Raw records
···
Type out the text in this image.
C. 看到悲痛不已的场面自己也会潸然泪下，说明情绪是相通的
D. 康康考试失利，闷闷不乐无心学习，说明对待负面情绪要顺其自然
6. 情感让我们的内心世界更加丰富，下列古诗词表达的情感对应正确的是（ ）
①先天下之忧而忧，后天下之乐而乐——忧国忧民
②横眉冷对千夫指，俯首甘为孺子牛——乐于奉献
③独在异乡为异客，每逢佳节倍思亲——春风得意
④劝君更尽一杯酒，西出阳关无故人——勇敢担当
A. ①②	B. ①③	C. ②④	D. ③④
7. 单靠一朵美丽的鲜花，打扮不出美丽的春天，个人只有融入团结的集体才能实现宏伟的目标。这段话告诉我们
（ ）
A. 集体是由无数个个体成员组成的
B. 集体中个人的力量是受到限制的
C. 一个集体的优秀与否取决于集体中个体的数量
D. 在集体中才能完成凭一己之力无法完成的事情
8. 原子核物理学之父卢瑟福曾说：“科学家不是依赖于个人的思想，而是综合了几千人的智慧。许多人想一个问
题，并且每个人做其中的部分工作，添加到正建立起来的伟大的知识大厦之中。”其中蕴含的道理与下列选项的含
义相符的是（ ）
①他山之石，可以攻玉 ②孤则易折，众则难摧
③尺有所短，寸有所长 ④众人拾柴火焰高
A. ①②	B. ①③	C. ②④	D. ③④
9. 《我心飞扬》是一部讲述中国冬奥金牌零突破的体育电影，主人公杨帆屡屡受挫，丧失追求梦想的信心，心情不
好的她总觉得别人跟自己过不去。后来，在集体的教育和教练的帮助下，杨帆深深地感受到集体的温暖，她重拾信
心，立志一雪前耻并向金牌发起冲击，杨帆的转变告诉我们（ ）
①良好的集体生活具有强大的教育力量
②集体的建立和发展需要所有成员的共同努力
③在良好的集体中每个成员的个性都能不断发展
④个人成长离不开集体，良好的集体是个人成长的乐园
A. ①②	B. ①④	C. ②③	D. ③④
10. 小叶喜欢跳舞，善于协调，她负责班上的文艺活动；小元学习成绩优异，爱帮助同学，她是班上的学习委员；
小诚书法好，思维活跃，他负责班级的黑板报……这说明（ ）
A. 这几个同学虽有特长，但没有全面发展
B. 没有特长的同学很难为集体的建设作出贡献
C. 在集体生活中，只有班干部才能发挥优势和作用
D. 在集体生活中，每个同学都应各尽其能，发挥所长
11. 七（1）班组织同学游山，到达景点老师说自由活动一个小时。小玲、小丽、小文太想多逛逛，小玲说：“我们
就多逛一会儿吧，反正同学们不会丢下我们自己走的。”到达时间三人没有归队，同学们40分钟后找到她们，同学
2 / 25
···
▸ TASK STATEMENT: Quote the data in full, keeping each word unchanged.

▸ TASK SOLUTION:
Type out the text in this image.
C. 看到悲痛不已的场面自己也会潸然泪下，说明情绪是相通的
D. 康康考试失利，闷闷不乐无心学习，说明对待负面情绪要顺其自然
6. 情感让我们的内心世界更加丰富，下列古诗词表达的情感对应正确的是（ ）
①先天下之忧而忧，后天下之乐而乐——忧国忧民
②横眉冷对千夫指，俯首甘为孺子牛——乐于奉献
③独在异乡为异客，每逢佳节倍思亲——春风得意
④劝君更尽一杯酒，西出阳关无故人——勇敢担当
A. ①②	B. ①③	C. ②④	D. ③④
7. 单靠一朵美丽的鲜花，打扮不出美丽的春天，个人只有融入团结的集体才能实现宏伟的目标。这段话告诉我们
（ ）
A. 集体是由无数个个体成员组成的
B. 集体中个人的力量是受到限制的
C. 一个集体的优秀与否取决于集体中个体的数量
D. 在集体中才能完成凭一己之力无法完成的事情
8. 原子核物理学之父卢瑟福曾说：“科学家不是依赖于个人的思想，而是综合了几千人的智慧。许多人想一个问
题，并且每个人做其中的部分工作，添加到正建立起来的伟大的知识大厦之中。”其中蕴含的道理与下列选项的含
义相符的是（ ）
①他山之石，可以攻玉 ②孤则易折，众则难摧
③尺有所短，寸有所长 ④众人拾柴火焰高
A. ①②	B. ①③	C. ②④	D. ③④
9. 《我心飞扬》是一部讲述中国冬奥金牌零突破的体育电影，主人公杨帆屡屡受挫，丧失追求梦想的信心，心情不
好的她总觉得别人跟自己过不去。后来，在集体的教育和教练的帮助下，杨帆深深地感受到集体的温暖，她重拾信
心，立志一雪前耻并向金牌发起冲击，杨帆的转变告诉我们（ ）
①良好的集体生活具有强大的教育力量
②集体的建立和发展需要所有成员的共同努力
③在良好的集体中每个成员的个性都能不断发展
④个人成长离不开集体，良好的集体是个人成长的乐园
A. ①②	B. ①④	C. ②③	D. ③④
10. 小叶喜欢跳舞，善于协调，她负责班上的文艺活动；小元学习成绩优异，爱帮助同学，她是班上的学习委员；
小诚书法好，思维活跃，他负责班级的黑板报……这说明（ ）
A. 这几个同学虽有特长，但没有全面发展
B. 没有特长的同学很难为集体的建设作出贡献
C. 在集体生活中，只有班干部才能发挥优势和作用
D. 在集体生活中，每个同学都应各尽其能，发挥所长
11. 七（1）班组织同学游山，到达景点老师说自由活动一个小时。小玲、小丽、小文太想多逛逛，小玲说：“我们
就多逛一会儿吧，反正同学们不会丢下我们自己走的。”到达时间三人没有归队，同学们40分钟后找到她们，同学
2 / 25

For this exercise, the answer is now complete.